## Given information
§ §

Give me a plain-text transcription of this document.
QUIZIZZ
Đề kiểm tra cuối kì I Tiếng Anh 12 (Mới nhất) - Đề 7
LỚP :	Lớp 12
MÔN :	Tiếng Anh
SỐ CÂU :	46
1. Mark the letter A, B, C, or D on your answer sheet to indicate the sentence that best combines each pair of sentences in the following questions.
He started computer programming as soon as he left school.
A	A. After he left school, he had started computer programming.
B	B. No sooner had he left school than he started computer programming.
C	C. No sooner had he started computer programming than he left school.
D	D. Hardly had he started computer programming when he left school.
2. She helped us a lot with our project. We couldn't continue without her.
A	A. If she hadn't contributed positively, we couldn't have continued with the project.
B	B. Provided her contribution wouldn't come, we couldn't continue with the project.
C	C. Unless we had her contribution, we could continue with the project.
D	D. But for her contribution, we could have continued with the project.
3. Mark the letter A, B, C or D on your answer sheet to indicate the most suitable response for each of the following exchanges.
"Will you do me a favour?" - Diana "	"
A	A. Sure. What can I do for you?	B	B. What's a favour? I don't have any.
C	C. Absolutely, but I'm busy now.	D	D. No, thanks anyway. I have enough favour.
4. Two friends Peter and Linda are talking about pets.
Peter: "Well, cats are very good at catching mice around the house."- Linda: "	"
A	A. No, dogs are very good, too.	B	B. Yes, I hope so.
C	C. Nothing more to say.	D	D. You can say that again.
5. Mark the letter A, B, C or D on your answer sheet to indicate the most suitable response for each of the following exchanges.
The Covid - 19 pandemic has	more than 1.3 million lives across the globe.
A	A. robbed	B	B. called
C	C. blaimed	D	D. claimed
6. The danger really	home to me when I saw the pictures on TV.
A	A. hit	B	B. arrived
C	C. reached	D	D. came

§ §

## Problem requirements
Send back every record, precisely as written.

## Written answer
Give me a plain-text transcription of this document.
QUIZIZZ
Đề kiểm tra cuối kì I Tiếng Anh 12 (Mới nhất) - Đề 7
LỚP :	Lớp 12
MÔN :	Tiếng Anh
SỐ CÂU :	46
1. Mark the letter A, B, C, or D on your answer sheet to indicate the sentence that best combines each pair of sentences in the following questions.
He started computer programming as soon as he left school.
A	A. After he left school, he had started computer programming.
B	B. No sooner had he left school than he started computer programming.
C	C. No sooner had he started computer programming than he left school.
D	D. Hardly had he started computer programming when he left school.
2. She helped us a lot with our project. We couldn't continue without her.
A	A. If she hadn't contributed positively, we couldn't have continued with the project.
B	B. Provided her contribution wouldn't come, we couldn't continue with the project.
C	C. Unless we had her contribution, we could continue with the project.
D	D. But for her contribution, we could have continued with the project.
3. Mark the letter A, B, C or D on your answer sheet to indicate the most suitable response for each of the following exchanges.
"Will you do me a favour?" - Diana "	"
A	A. Sure. What can I do for you?	B	B. What's a favour? I don't have any.
C	C. Absolutely, but I'm busy now.	D	D. No, thanks anyway. I have enough favour.
4. Two friends Peter and Linda are talking about pets.
Peter: "Well, cats are very good at catching mice around the house."- Linda: "	"
A	A. No, dogs are very good, too.	B	B. Yes, I hope so.
C	C. Nothing more to say.	D	D. You can say that again.
5. Mark the letter A, B, C or D on your answer sheet to indicate the most suitable response for each of the following exchanges.
The Covid - 19 pandemic has	more than 1.3 million lives across the globe.
A	A. robbed	B	B. called
C	C. blaimed	D	D. claimed
6. The danger really	home to me when I saw the pictures on TV.
A	A. hit	B	B. arrived
C	C. reached	D	D. came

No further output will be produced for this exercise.